» Task directions
Return every record below exactly as written, but leave out the pictures.

» Dataset
++++++++

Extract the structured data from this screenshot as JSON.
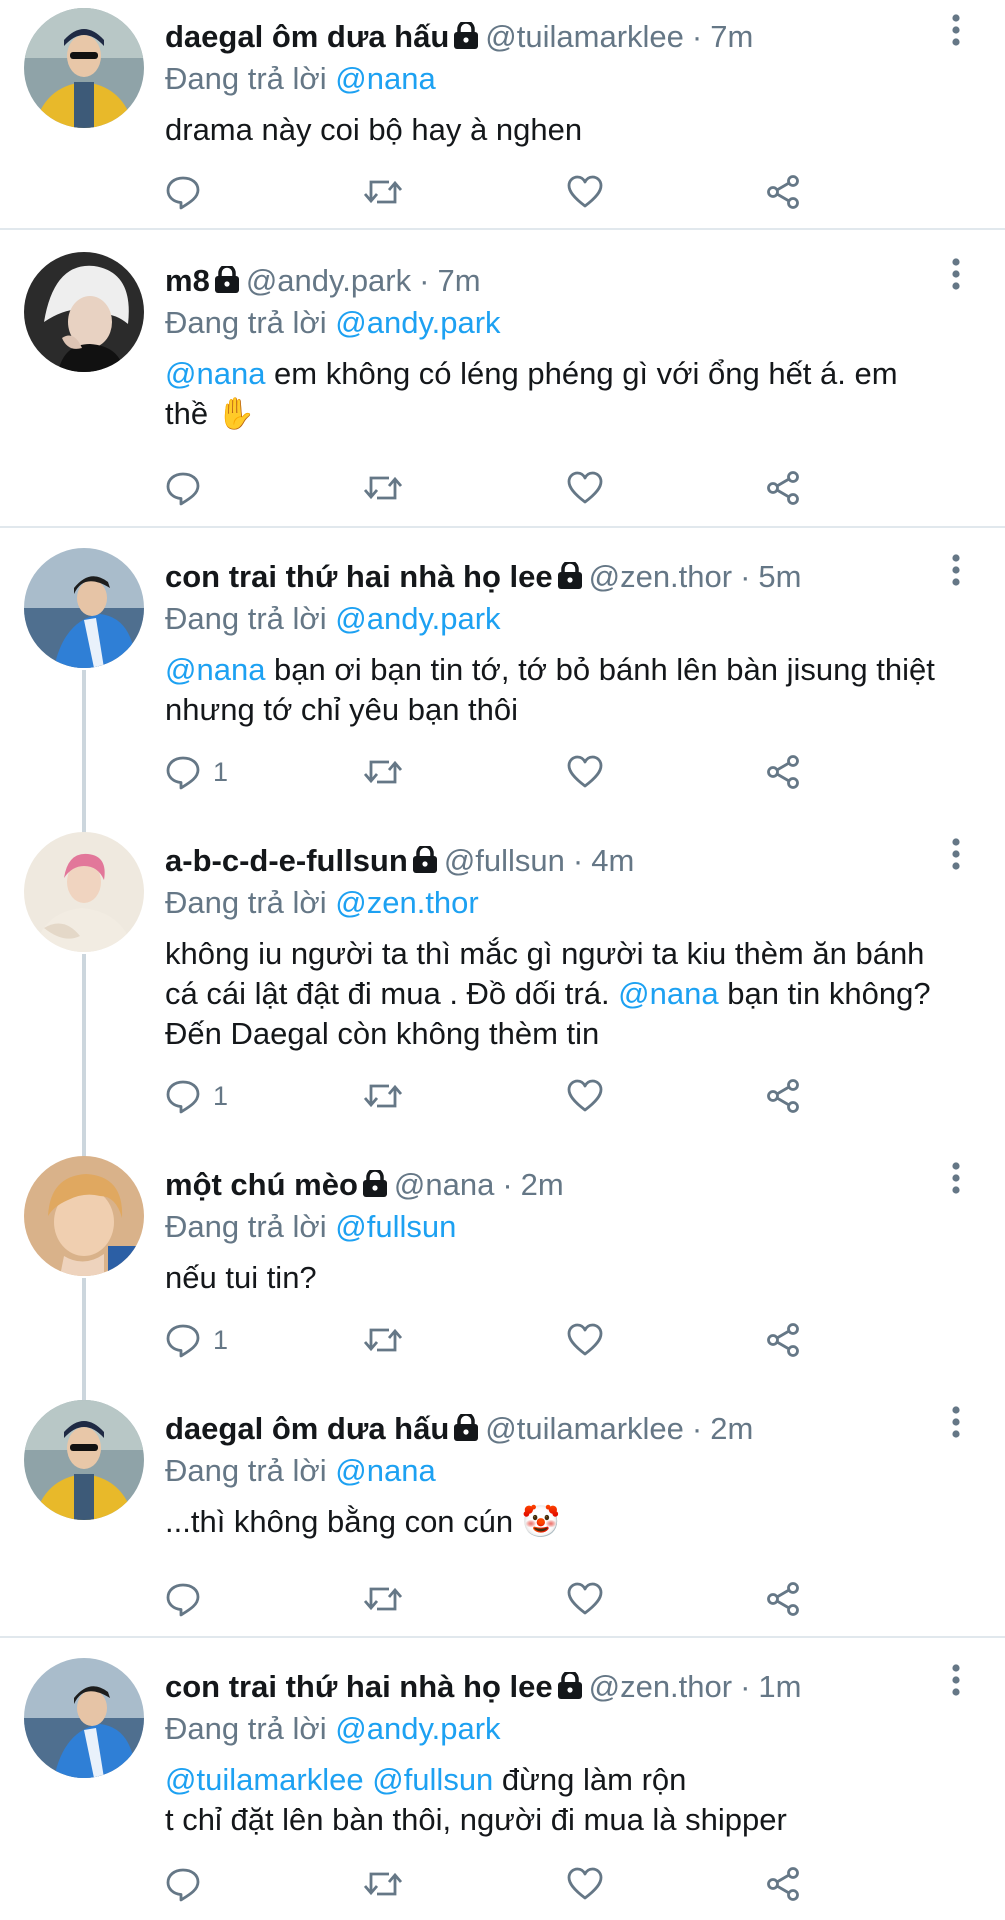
{
  "colors": {
    "link": "#1da1f2",
    "secondary": "#657786",
    "divider": "#e1e8ed",
    "thread_line": "#ccd6dd"
  },
  "tweets": [
    {
      "display_name": "daegal ôm dưa hấu",
      "handle": "@tuilamarklee",
      "separator": "·",
      "time": "7m",
      "reply_prefix": "Đang trả lời",
      "reply_to": "@nana",
      "text_mention": "",
      "text_mention2": "",
      "text": "drama này coi bộ hay à nghen",
      "reply_count": "",
      "avatar_icon": "avatar-yellow-jacket-icon"
    },
    {
      "display_name": "m8",
      "handle": "@andy.park",
      "separator": "·",
      "time": "7m",
      "reply_prefix": "Đang trả lời",
      "reply_to": "@andy.park",
      "text_mention": "@nana",
      "text_mention2": "",
      "text": " em không có léng phéng gì với ổng hết á. em thề ✋",
      "reply_count": "",
      "avatar_icon": "avatar-white-hair-icon"
    },
    {
      "display_name": "con trai thứ hai nhà họ lee",
      "handle": "@zen.thor",
      "separator": "·",
      "time": "5m",
      "reply_prefix": "Đang trả lời",
      "reply_to": "@andy.park",
      "text_mention": "@nana",
      "text_mention2": "",
      "text": " bạn ơi bạn tin tớ, tớ bỏ bánh lên bàn jisung thiệt nhưng tớ chỉ yêu bạn thôi",
      "reply_count": "1",
      "avatar_icon": "avatar-blue-jacket-icon"
    },
    {
      "display_name": "a-b-c-d-e-fullsun",
      "handle": "@fullsun",
      "separator": "·",
      "time": "4m",
      "reply_prefix": "Đang trả lời",
      "reply_to": "@zen.thor",
      "text_before": "không iu người ta thì mắc gì người ta kiu thèm ăn bánh cá cái lật đật đi mua . Đồ dối trá. ",
      "text_mention": "@nana",
      "text_after": " bạn tin không? Đến Daegal còn không thèm tin",
      "reply_count": "1",
      "avatar_icon": "avatar-pink-hair-icon"
    },
    {
      "display_name": "một chú mèo",
      "handle": "@nana",
      "separator": "·",
      "time": "2m",
      "reply_prefix": "Đang trả lời",
      "reply_to": "@fullsun",
      "text_mention": "",
      "text_mention2": "",
      "text": "nếu tui tin?",
      "reply_count": "1",
      "avatar_icon": "avatar-blonde-icon"
    },
    {
      "display_name": "daegal ôm dưa hấu",
      "handle": "@tuilamarklee",
      "separator": "·",
      "time": "2m",
      "reply_prefix": "Đang trả lời",
      "reply_to": "@nana",
      "text_mention": "",
      "text_mention2": "",
      "text": "...thì không bằng con cún 🤡",
      "reply_count": "",
      "avatar_icon": "avatar-yellow-jacket-icon"
    },
    {
      "display_name": "con trai thứ hai nhà họ lee",
      "handle": "@zen.thor",
      "separator": "·",
      "time": "1m",
      "reply_prefix": "Đang trả lời",
      "reply_to": "@andy.park",
      "text_mention": "@tuilamarklee",
      "text_mention2": "@fullsun",
      "text": " đừng làm rộn",
      "text_line2": "t chỉ đặt lên bàn thôi, người đi mua là shipper",
      "reply_count": "",
      "avatar_icon": "avatar-blue-jacket-icon"
    }
  ]
}
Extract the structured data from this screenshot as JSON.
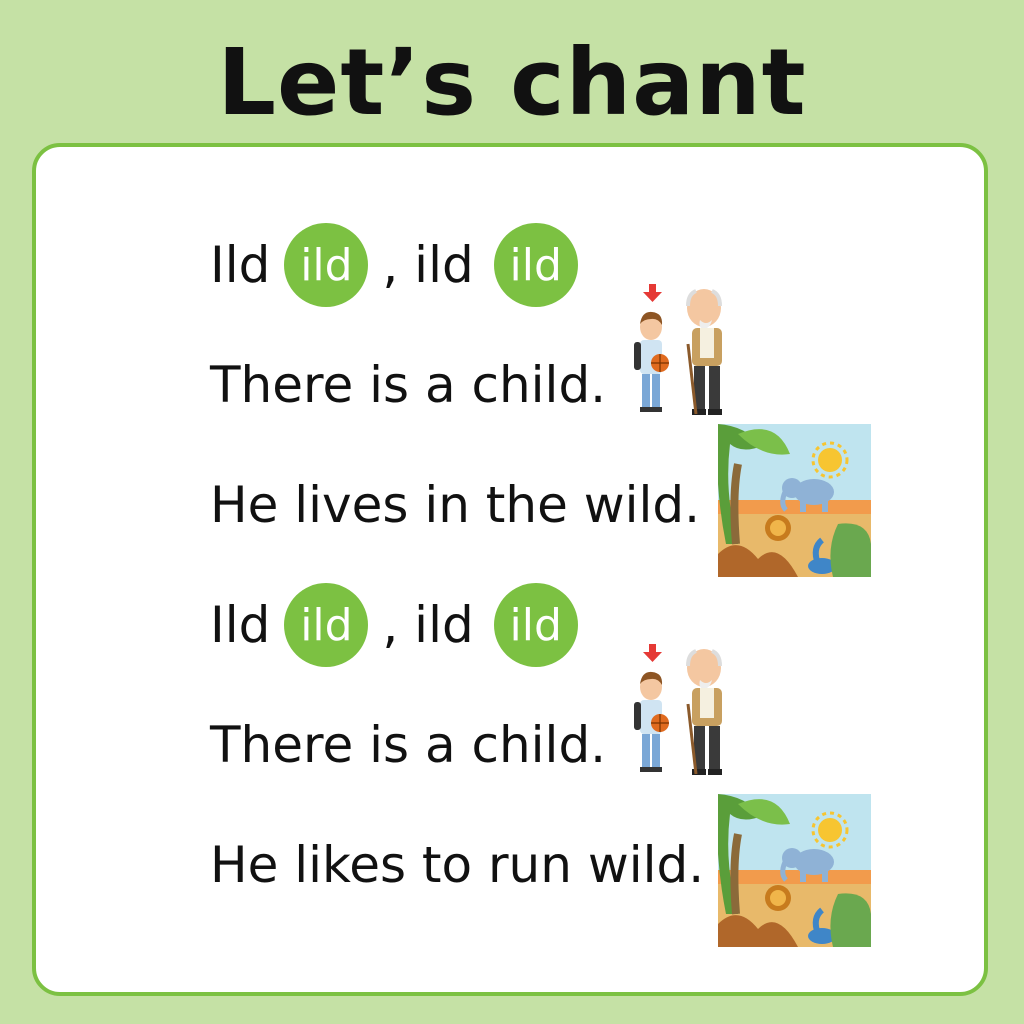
{
  "title": "Let’s chant",
  "chant": {
    "line1": {
      "word": "Ild",
      "bubble1": "ild",
      "sep": ", ild",
      "bubble2": "ild"
    },
    "line2": "There is a child.",
    "line3": "He lives in the wild.",
    "line4": {
      "word": "Ild",
      "bubble1": "ild",
      "sep": ", ild",
      "bubble2": "ild"
    },
    "line5": "There is a child.",
    "line6": "He likes to run wild."
  },
  "colors": {
    "background": "#c5e1a5",
    "accent": "#7cc142",
    "card": "#ffffff",
    "text": "#111111"
  },
  "icons": [
    "child-with-grandfather-illustration",
    "wild-jungle-illustration"
  ]
}
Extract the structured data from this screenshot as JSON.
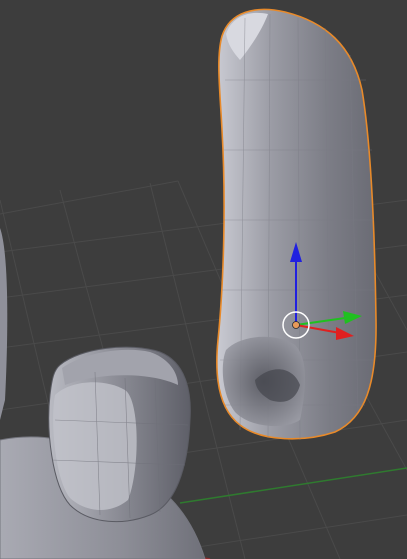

++++++++

» Correct output
Extract the structured data from this screenshot as JSON.
{
  "colors": {
    "link": "#1da1f2",
    "secondary": "#657786",
    "divider": "#e1e8ed",
    "thread_line": "#ccd6dd"
  },
  "tweets": [
    {
      "display_name": "daegal ôm dưa hấu",
      "handle": "@tuilamarklee",
      "separator": "·",
      "time": "7m",
      "reply_prefix": "Đang trả lời",
      "reply_to": "@nana",
      "text_mention": "",
      "text_mention2": "",
      "text": "drama này coi bộ hay à nghen",
      "reply_count": "",
      "avatar_icon": "avatar-yellow-jacket-icon"
    },
    {
      "display_name": "m8",
      "handle": "@andy.park",
      "separator": "·",
      "time": "7m",
      "reply_prefix": "Đang trả lời",
      "reply_to": "@andy.park",
      "text_mention": "@nana",
      "text_mention2": "",
      "text": " em không có léng phéng gì với ổng hết á. em thề ✋",
      "reply_count": "",
      "avatar_icon": "avatar-white-hair-icon"
    },
    {
      "display_name": "con trai thứ hai nhà họ lee",
      "handle": "@zen.thor",
      "separator": "·",
      "time": "5m",
      "reply_prefix": "Đang trả lời",
      "reply_to": "@andy.park",
      "text_mention": "@nana",
      "text_mention2": "",
      "text": " bạn ơi bạn tin tớ, tớ bỏ bánh lên bàn jisung thiệt nhưng tớ chỉ yêu bạn thôi",
      "reply_count": "1",
      "avatar_icon": "avatar-blue-jacket-icon"
    },
    {
      "display_name": "a-b-c-d-e-fullsun",
      "handle": "@fullsun",
      "separator": "·",
      "time": "4m",
      "reply_prefix": "Đang trả lời",
      "reply_to": "@zen.thor",
      "text_before": "không iu người ta thì mắc gì người ta kiu thèm ăn bánh cá cái lật đật đi mua . Đồ dối trá. ",
      "text_mention": "@nana",
      "text_after": " bạn tin không? Đến Daegal còn không thèm tin",
      "reply_count": "1",
      "avatar_icon": "avatar-pink-hair-icon"
    },
    {
      "display_name": "một chú mèo",
      "handle": "@nana",
      "separator": "·",
      "time": "2m",
      "reply_prefix": "Đang trả lời",
      "reply_to": "@fullsun",
      "text_mention": "",
      "text_mention2": "",
      "text": "nếu tui tin?",
      "reply_count": "1",
      "avatar_icon": "avatar-blonde-icon"
    },
    {
      "display_name": "daegal ôm dưa hấu",
      "handle": "@tuilamarklee",
      "separator": "·",
      "time": "2m",
      "reply_prefix": "Đang trả lời",
      "reply_to": "@nana",
      "text_mention": "",
      "text_mention2": "",
      "text": "...thì không bằng con cún 🤡",
      "reply_count": "",
      "avatar_icon": "avatar-yellow-jacket-icon"
    },
    {
      "display_name": "con trai thứ hai nhà họ lee",
      "handle": "@zen.thor",
      "separator": "·",
      "time": "1m",
      "reply_prefix": "Đang trả lời",
      "reply_to": "@andy.park",
      "text_mention": "@tuilamarklee",
      "text_mention2": "@fullsun",
      "text": " đừng làm rộn",
      "text_line2": "t chỉ đặt lên bàn thôi, người đi mua là shipper",
      "reply_count": "",
      "avatar_icon": "avatar-blue-jacket-icon"
    }
  ]
}
Extract the structured data from this screenshot as JSON.
{
  "title": "Let’s chant",
  "chant": {
    "line1": {
      "word": "Ild",
      "bubble1": "ild",
      "sep": ", ild",
      "bubble2": "ild"
    },
    "line2": "There is a child.",
    "line3": "He lives in the wild.",
    "line4": {
      "word": "Ild",
      "bubble1": "ild",
      "sep": ", ild",
      "bubble2": "ild"
    },
    "line5": "There is a child.",
    "line6": "He likes to run wild."
  },
  "colors": {
    "background": "#c5e1a5",
    "accent": "#7cc142",
    "card": "#ffffff",
    "text": "#111111"
  },
  "icons": [
    "child-with-grandfather-illustration",
    "wild-jungle-illustration"
  ]
}
Extract the structured data from this screenshot as JSON.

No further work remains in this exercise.